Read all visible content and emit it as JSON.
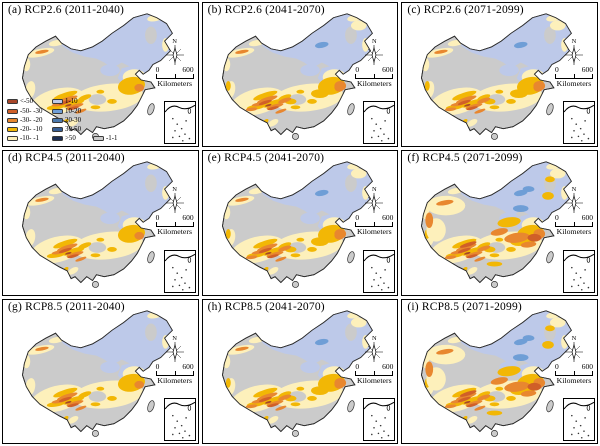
{
  "figure": {
    "kind": "map-grid",
    "description": "3x3 grid of China maps showing projected change classes for three RCP emission scenarios across three future periods",
    "rows": 3,
    "cols": 3
  },
  "panels": [
    {
      "id": "a",
      "title": "(a) RCP2.6 (2011-2040)",
      "scenario": "RCP2.6",
      "period": "2011-2040",
      "intensity": 1,
      "has_legend": true
    },
    {
      "id": "b",
      "title": "(b) RCP2.6 (2041-2070)",
      "scenario": "RCP2.6",
      "period": "2041-2070",
      "intensity": 2,
      "has_legend": false
    },
    {
      "id": "c",
      "title": "(c) RCP2.6 (2071-2099)",
      "scenario": "RCP2.6",
      "period": "2071-2099",
      "intensity": 2,
      "has_legend": false
    },
    {
      "id": "d",
      "title": "(d) RCP4.5 (2011-2040)",
      "scenario": "RCP4.5",
      "period": "2011-2040",
      "intensity": 1,
      "has_legend": false
    },
    {
      "id": "e",
      "title": "(e) RCP4.5 (2041-2070)",
      "scenario": "RCP4.5",
      "period": "2041-2070",
      "intensity": 2,
      "has_legend": false
    },
    {
      "id": "f",
      "title": "(f) RCP4.5 (2071-2099)",
      "scenario": "RCP4.5",
      "period": "2071-2099",
      "intensity": 3,
      "has_legend": false
    },
    {
      "id": "g",
      "title": "(g) RCP8.5 (2011-2040)",
      "scenario": "RCP8.5",
      "period": "2011-2040",
      "intensity": 1,
      "has_legend": false
    },
    {
      "id": "h",
      "title": "(h) RCP8.5 (2041-2070)",
      "scenario": "RCP8.5",
      "period": "2041-2070",
      "intensity": 2,
      "has_legend": false
    },
    {
      "id": "i",
      "title": "(i) RCP8.5 (2071-2099)",
      "scenario": "RCP8.5",
      "period": "2071-2099",
      "intensity": 3,
      "has_legend": false
    }
  ],
  "map_furniture": {
    "north_label": "N",
    "scale_start": "0",
    "scale_end": "600",
    "scale_unit": "Kilometers"
  },
  "palette": {
    "p_lt_neg50": "#a8472a",
    "p_neg50_neg30": "#d05f28",
    "p_neg30_neg20": "#e8872f",
    "p_neg20_neg10": "#f2b705",
    "p_neg10_neg1": "#fdf0bb",
    "p_1_10": "#bdc9e9",
    "p_10_20": "#6f9ed6",
    "p_20_30": "#4a79ad",
    "p_30_50": "#365e94",
    "p_gt_50": "#1c2e52",
    "p_neg1_1": "#cbcbcb"
  },
  "legend": {
    "rows": [
      [
        {
          "label": "<-50",
          "palette": "p_lt_neg50"
        },
        {
          "label": "1-10",
          "palette": "p_1_10"
        }
      ],
      [
        {
          "label": "-50- -30",
          "palette": "p_neg50_neg30"
        },
        {
          "label": "10-20",
          "palette": "p_10_20"
        }
      ],
      [
        {
          "label": "-30- -20",
          "palette": "p_neg30_neg20"
        },
        {
          "label": "20-30",
          "palette": "p_20_30"
        }
      ],
      [
        {
          "label": "-20- -10",
          "palette": "p_neg20_neg10"
        },
        {
          "label": "30-50",
          "palette": "p_30_50"
        }
      ],
      [
        {
          "label": "-10- -1",
          "palette": "p_neg10_neg1"
        },
        {
          "label": ">50",
          "palette": "p_gt_50"
        },
        {
          "label": "-1-1",
          "palette": "p_neg1_1"
        }
      ]
    ]
  },
  "colors": {
    "background": "#ffffff",
    "map_outline": "#2b2b2b",
    "no_change_fill": "#cbcbcb"
  }
}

THE EXERCISE
Check each line above for the word "palette" and copy the ones that have it.

THE RESULT
  "palette": {
          "palette": "p_lt_neg50"
          "palette": "p_1_10"
          "palette": "p_neg50_neg30"
          "palette": "p_10_20"
          "palette": "p_neg30_neg20"
          "palette": "p_20_30"
          "palette": "p_neg20_neg10"
          "palette": "p_30_50"
          "palette": "p_neg10_neg1"
          "palette": "p_gt_50"
          "palette": "p_neg1_1"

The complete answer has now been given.